• Written instruction
For the data below, work out how many lines contain the word "vulg" and supply only that number.

------ Source data ------

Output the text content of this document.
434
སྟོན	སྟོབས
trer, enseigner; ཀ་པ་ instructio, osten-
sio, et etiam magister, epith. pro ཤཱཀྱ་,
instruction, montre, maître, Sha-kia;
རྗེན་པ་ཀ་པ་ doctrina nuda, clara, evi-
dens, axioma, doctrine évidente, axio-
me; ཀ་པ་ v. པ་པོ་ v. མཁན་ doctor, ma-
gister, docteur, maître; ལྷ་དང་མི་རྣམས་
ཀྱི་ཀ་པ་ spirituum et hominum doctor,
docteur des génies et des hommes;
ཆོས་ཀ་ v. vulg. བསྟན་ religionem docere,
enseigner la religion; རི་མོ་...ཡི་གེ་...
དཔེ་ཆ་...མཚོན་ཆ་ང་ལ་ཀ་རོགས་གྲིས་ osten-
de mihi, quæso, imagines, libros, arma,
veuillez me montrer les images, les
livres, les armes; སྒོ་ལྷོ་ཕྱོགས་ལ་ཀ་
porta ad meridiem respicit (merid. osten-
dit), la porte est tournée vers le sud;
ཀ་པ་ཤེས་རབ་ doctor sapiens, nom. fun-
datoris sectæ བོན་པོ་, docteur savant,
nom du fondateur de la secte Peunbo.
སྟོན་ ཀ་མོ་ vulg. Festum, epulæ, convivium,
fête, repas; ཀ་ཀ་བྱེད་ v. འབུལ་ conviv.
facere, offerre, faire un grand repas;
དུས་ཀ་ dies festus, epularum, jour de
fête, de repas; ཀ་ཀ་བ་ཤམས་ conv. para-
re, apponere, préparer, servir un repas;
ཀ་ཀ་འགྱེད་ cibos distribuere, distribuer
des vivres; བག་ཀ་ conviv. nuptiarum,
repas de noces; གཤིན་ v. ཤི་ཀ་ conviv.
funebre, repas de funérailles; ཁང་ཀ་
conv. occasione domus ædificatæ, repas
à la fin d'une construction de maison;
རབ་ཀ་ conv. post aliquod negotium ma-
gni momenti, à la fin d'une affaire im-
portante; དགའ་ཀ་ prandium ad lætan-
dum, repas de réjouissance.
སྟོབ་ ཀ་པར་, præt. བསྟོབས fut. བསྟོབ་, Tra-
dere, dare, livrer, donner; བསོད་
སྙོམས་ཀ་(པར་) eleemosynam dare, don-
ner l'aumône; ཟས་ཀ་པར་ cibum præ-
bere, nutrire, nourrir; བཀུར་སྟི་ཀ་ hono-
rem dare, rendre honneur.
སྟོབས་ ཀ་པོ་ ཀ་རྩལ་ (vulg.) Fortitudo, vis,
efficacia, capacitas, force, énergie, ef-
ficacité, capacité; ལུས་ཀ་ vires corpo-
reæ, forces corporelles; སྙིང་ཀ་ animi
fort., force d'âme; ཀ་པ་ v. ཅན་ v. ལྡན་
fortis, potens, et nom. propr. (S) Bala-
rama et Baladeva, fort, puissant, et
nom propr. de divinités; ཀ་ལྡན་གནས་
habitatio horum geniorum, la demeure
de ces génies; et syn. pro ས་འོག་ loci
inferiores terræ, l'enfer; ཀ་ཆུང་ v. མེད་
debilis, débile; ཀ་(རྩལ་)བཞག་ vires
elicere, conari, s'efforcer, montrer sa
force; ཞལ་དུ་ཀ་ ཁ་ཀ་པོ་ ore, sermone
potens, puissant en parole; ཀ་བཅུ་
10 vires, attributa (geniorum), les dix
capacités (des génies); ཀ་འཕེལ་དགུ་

------

• Response to this task
3